** start of SUPPLIED RECORDS **

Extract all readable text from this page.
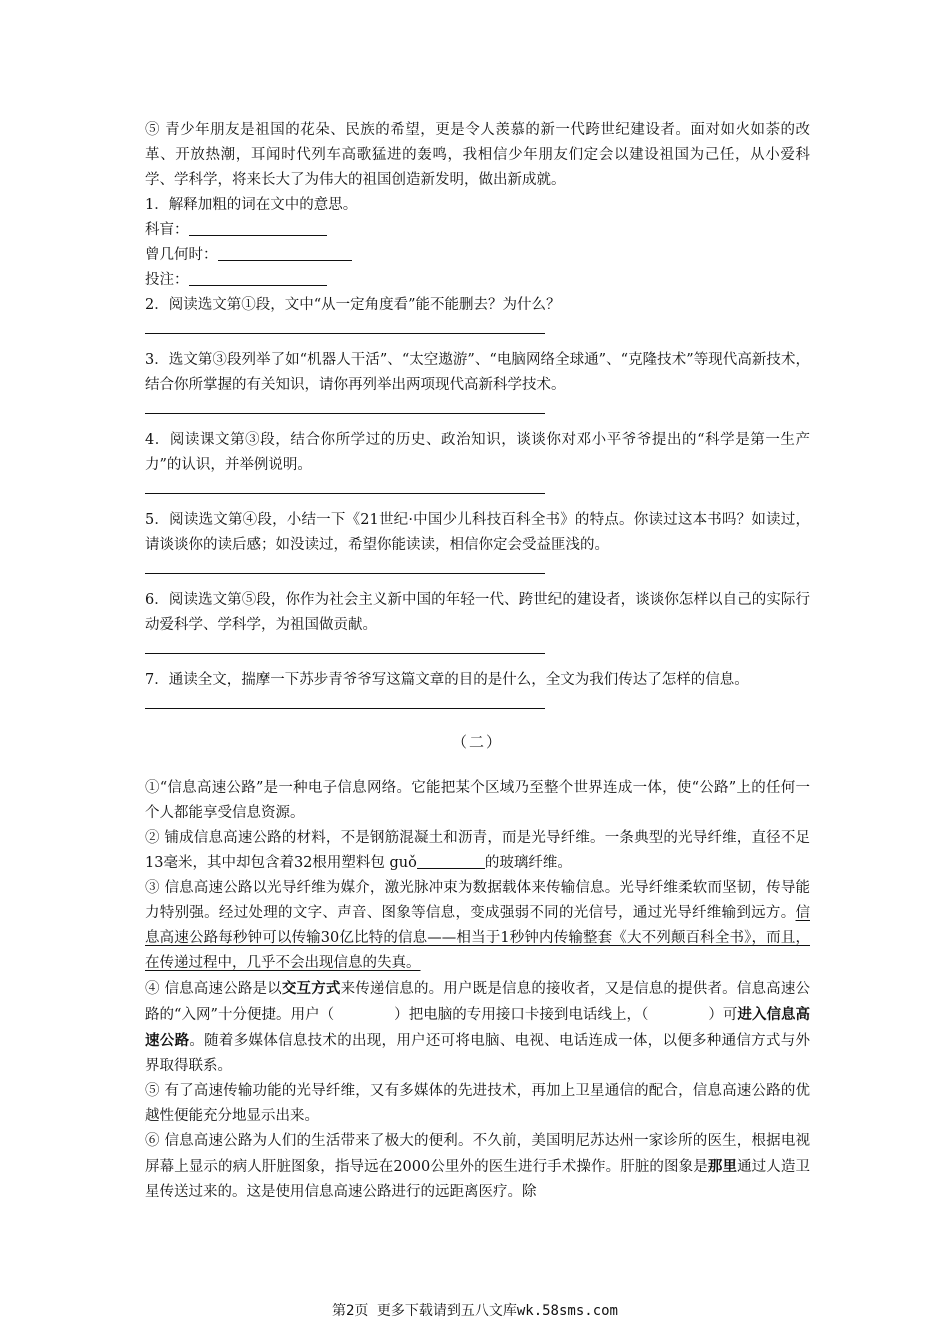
⑤ 青少年朋友是祖国的花朵、民族的希望，更是令人羡慕的新一代跨世纪建设者。面对如火如荼的改革、开放热潮，耳闻时代列车高歌猛进的轰鸣，我相信少年朋友们定会以建设祖国为己任，从小爱科学、学科学，将来长大了为伟大的祖国创造新发明，做出新成就。

1．解释加粗的词在文中的意思。

科盲：

曾几何时：

投注：

2．阅读选文第①段，文中“从一定角度看”能不能删去？为什么？

3．选文第③段列举了如“机器人干活”、“太空遨游”、“电脑网络全球通”、“克隆技术”等现代高新技术，结合你所掌握的有关知识，请你再列举出两项现代高新科学技术。

4．阅读课文第③段，结合你所学过的历史、政治知识，谈谈你对邓小平爷爷提出的“科学是第一生产力”的认识，并举例说明。

5．阅读选文第④段，小结一下《21世纪·中国少儿科技百科全书》的特点。你读过这本书吗？如读过，请谈谈你的读后感；如没读过，希望你能读读，相信你定会受益匪浅的。

6．阅读选文第⑤段，你作为社会主义新中国的年轻一代、跨世纪的建设者，谈谈你怎样以自己的实际行动爱科学、学科学，为祖国做贡献。

7．通读全文，揣摩一下苏步青爷爷写这篇文章的目的是什么，全文为我们传达了怎样的信息。

（二）

①“信息高速公路”是一种电子信息网络。它能把某个区域乃至整个世界连成一体，使“公路”上的任何一个人都能享受信息资源。

② 铺成信息高速公路的材料，不是钢筋混凝土和沥青，而是光导纤维。一条典型的光导纤维，直径不足13毫米，其中却包含着32根用塑料包 guǒ	的玻璃纤维。

③ 信息高速公路以光导纤维为媒介，激光脉冲束为数据载体来传输信息。光导纤维柔软而坚韧，传导能力特别强。经过处理的文字、声音、图象等信息，变成强弱不同的光信号，通过光导纤维输到远方。信息高速公路每秒钟可以传输30亿比特的信息——相当于1秒钟内传输整套《大不列颠百科全书》，而且，在传递过程中，几乎不会出现信息的失真。

④ 信息高速公路是以交互方式来传递信息的。用户既是信息的接收者，又是信息的提供者。信息高速公路的“入网”十分便捷。用户（	）把电脑的专用接口卡接到电话线上，（	）可进入信息高速公路。随着多媒体信息技术的出现，用户还可将电脑、电视、电话连成一体，以便多种通信方式与外界取得联系。

⑤ 有了高速传输功能的光导纤维，又有多媒体的先进技术，再加上卫星通信的配合，信息高速公路的优越性便能充分地显示出来。

⑥ 信息高速公路为人们的生活带来了极大的便利。不久前，美国明尼苏达州一家诊所的医生，根据电视屏幕上显示的病人肝脏图象，指导远在2000公里外的医生进行手术操作。肝脏的图象是那里通过人造卫星传送过来的。这是使用信息高速公路进行的远距离医疗。除

第2页 更多下载请到五八文库wk.58sms.com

** end of SUPPLIED RECORDS **

[GIVEN REQUEST] Write out each line again precisely as it appears, skipping every picture.

[EXERCISE RESULT]
Extract all readable text from this page.
⑤ 青少年朋友是祖国的花朵、民族的希望，更是令人羡慕的新一代跨世纪建设者。面对如火如荼的改革、开放热潮，耳闻时代列车高歌猛进的轰鸣，我相信少年朋友们定会以建设祖国为己任，从小爱科学、学科学，将来长大了为伟大的祖国创造新发明，做出新成就。

1．解释加粗的词在文中的意思。

科盲：

曾几何时：

投注：

2．阅读选文第①段，文中“从一定角度看”能不能删去？为什么？

3．选文第③段列举了如“机器人干活”、“太空遨游”、“电脑网络全球通”、“克隆技术”等现代高新技术，结合你所掌握的有关知识，请你再列举出两项现代高新科学技术。

4．阅读课文第③段，结合你所学过的历史、政治知识，谈谈你对邓小平爷爷提出的“科学是第一生产力”的认识，并举例说明。

5．阅读选文第④段，小结一下《21世纪·中国少儿科技百科全书》的特点。你读过这本书吗？如读过，请谈谈你的读后感；如没读过，希望你能读读，相信你定会受益匪浅的。

6．阅读选文第⑤段，你作为社会主义新中国的年轻一代、跨世纪的建设者，谈谈你怎样以自己的实际行动爱科学、学科学，为祖国做贡献。

7．通读全文，揣摩一下苏步青爷爷写这篇文章的目的是什么，全文为我们传达了怎样的信息。

（二）

①“信息高速公路”是一种电子信息网络。它能把某个区域乃至整个世界连成一体，使“公路”上的任何一个人都能享受信息资源。

② 铺成信息高速公路的材料，不是钢筋混凝土和沥青，而是光导纤维。一条典型的光导纤维，直径不足13毫米，其中却包含着32根用塑料包 guǒ	的玻璃纤维。

③ 信息高速公路以光导纤维为媒介，激光脉冲束为数据载体来传输信息。光导纤维柔软而坚韧，传导能力特别强。经过处理的文字、声音、图象等信息，变成强弱不同的光信号，通过光导纤维输到远方。信息高速公路每秒钟可以传输30亿比特的信息——相当于1秒钟内传输整套《大不列颠百科全书》，而且，在传递过程中，几乎不会出现信息的失真。

④ 信息高速公路是以交互方式来传递信息的。用户既是信息的接收者，又是信息的提供者。信息高速公路的“入网”十分便捷。用户（	）把电脑的专用接口卡接到电话线上，（	）可进入信息高速公路。随着多媒体信息技术的出现，用户还可将电脑、电视、电话连成一体，以便多种通信方式与外界取得联系。

⑤ 有了高速传输功能的光导纤维，又有多媒体的先进技术，再加上卫星通信的配合，信息高速公路的优越性便能充分地显示出来。

⑥ 信息高速公路为人们的生活带来了极大的便利。不久前，美国明尼苏达州一家诊所的医生，根据电视屏幕上显示的病人肝脏图象，指导远在2000公里外的医生进行手术操作。肝脏的图象是那里通过人造卫星传送过来的。这是使用信息高速公路进行的远距离医疗。除

第2页 更多下载请到五八文库wk.58sms.com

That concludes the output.